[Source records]

···

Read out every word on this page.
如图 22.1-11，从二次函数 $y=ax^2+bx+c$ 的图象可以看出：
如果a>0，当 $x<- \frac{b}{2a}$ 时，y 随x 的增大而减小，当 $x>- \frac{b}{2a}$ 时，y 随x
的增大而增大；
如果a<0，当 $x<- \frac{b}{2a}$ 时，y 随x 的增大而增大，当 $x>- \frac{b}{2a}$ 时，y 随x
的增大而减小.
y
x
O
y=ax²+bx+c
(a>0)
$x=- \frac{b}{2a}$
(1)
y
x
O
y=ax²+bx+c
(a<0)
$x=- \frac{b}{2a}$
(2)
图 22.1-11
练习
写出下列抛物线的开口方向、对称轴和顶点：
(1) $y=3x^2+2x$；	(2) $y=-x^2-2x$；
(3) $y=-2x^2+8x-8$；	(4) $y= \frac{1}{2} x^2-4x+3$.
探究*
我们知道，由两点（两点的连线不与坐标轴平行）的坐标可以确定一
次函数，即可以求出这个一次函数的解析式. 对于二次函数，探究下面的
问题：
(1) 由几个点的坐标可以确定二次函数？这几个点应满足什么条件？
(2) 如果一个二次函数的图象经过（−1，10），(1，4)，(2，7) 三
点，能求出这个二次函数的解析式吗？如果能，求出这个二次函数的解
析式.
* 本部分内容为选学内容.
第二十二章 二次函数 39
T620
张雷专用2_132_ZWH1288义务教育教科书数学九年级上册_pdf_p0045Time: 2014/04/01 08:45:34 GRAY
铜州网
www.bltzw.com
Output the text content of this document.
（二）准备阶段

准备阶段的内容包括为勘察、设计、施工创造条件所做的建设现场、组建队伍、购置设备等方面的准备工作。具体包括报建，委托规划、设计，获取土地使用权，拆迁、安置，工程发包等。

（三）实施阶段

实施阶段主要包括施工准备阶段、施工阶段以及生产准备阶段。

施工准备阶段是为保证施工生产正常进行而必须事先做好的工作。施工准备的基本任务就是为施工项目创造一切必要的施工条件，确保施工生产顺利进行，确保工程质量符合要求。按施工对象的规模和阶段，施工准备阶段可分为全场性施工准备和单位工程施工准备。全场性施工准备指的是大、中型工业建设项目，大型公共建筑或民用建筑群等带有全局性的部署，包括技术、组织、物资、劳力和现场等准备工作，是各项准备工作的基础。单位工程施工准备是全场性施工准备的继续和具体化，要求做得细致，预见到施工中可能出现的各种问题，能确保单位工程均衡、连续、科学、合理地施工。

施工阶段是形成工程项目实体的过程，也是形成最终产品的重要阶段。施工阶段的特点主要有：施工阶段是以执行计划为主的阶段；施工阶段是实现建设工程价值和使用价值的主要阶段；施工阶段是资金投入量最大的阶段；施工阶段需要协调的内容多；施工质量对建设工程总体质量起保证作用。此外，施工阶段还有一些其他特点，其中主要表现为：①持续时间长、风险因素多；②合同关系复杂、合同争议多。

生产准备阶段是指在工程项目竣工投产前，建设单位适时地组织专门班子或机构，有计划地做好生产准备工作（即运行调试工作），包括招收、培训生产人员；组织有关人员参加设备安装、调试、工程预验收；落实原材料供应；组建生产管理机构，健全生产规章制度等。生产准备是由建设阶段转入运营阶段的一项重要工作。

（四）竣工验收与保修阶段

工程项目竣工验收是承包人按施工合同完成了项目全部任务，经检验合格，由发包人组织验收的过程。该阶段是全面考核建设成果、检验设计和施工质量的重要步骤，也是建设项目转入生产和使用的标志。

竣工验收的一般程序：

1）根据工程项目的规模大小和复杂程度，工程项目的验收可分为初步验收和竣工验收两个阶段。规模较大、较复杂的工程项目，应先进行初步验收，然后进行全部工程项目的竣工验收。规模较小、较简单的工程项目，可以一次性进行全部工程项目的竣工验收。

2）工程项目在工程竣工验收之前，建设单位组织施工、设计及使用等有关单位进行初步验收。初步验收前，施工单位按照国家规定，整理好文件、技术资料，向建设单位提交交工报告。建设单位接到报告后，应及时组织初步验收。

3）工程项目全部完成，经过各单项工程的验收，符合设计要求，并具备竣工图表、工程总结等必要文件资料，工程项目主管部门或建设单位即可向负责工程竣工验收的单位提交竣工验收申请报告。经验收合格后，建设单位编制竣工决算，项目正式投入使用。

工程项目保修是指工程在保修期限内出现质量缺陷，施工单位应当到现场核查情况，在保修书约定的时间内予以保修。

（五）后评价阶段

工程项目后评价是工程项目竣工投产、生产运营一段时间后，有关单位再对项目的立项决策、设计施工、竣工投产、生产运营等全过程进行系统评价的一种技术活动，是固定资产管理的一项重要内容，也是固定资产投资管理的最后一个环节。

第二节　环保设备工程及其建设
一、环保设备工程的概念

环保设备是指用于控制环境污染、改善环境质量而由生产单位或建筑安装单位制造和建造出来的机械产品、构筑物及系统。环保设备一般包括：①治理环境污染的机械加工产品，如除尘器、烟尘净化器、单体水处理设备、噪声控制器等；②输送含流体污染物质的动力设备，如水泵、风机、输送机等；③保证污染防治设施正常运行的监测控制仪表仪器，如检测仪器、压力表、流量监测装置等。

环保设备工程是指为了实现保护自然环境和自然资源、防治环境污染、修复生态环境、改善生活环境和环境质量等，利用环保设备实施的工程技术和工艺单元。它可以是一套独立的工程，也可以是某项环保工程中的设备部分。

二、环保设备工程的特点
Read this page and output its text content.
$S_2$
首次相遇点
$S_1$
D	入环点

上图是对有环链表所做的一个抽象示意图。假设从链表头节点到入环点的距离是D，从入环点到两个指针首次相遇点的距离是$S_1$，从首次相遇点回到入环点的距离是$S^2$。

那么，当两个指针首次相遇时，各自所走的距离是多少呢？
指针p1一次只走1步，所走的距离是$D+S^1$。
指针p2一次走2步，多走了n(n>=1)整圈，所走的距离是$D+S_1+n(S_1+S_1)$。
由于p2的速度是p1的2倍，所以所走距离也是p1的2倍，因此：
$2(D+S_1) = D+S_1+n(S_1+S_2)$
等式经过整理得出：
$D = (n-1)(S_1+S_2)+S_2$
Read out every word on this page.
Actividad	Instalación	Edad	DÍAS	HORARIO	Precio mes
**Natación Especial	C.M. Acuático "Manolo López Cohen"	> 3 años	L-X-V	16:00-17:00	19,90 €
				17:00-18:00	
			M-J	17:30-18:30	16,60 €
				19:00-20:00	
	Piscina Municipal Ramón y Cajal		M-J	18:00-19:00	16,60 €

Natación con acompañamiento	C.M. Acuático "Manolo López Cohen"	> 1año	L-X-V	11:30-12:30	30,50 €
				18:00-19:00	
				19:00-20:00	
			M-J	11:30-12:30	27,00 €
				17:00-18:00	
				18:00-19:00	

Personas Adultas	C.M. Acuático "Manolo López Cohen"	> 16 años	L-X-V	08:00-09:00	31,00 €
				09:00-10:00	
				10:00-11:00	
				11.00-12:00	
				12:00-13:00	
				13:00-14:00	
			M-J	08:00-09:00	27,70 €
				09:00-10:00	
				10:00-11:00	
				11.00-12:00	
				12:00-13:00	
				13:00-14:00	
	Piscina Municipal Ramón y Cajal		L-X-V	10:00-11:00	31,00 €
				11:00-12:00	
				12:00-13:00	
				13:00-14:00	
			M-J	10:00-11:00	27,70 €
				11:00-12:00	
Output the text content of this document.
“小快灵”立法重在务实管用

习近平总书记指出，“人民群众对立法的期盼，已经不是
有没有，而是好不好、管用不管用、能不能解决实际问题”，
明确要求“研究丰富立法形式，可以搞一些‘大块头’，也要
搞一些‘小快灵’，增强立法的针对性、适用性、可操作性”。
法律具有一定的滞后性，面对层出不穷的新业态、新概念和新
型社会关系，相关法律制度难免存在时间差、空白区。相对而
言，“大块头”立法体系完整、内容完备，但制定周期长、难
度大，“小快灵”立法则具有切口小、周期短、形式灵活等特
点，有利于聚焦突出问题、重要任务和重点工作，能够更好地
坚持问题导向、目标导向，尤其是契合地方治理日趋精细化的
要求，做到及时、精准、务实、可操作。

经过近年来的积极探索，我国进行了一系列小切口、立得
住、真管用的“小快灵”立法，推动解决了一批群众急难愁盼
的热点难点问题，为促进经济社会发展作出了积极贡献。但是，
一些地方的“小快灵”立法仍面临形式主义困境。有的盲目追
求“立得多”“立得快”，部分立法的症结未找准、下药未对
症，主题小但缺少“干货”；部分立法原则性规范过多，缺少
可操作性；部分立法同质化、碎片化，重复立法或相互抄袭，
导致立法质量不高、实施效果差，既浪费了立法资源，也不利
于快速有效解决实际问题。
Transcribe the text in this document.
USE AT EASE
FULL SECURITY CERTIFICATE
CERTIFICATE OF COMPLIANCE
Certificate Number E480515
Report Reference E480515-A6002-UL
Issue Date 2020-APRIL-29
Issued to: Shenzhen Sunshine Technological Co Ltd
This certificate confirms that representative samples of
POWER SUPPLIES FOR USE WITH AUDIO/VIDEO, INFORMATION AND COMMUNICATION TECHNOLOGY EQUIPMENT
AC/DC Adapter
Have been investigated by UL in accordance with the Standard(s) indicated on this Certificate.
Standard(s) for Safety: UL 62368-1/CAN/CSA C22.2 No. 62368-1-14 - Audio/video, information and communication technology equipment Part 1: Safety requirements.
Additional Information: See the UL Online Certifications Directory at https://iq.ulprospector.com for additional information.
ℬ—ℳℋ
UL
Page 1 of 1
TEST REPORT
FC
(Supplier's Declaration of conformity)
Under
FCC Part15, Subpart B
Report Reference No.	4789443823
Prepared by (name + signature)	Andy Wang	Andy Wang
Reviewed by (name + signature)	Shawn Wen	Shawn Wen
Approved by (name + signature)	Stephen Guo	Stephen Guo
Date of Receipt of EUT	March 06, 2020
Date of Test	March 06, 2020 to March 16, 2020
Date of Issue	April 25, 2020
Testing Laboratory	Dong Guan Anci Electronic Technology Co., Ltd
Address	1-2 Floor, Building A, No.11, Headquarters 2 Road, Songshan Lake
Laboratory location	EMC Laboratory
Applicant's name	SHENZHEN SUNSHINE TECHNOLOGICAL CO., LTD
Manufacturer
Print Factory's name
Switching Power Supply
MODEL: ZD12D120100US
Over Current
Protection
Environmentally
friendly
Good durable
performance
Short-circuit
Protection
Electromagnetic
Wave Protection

···

Problem
Find each line holding the word "Natación" and copy it.

The answer
**Natación Especial	C.M. Acuático "Manolo López Cohen"	> 3 años	L-X-V	16:00-17:00	19,90 €
Natación con acompañamiento	C.M. Acuático "Manolo López Cohen"	> 1año	L-X-V	11:30-12:30	30,50 €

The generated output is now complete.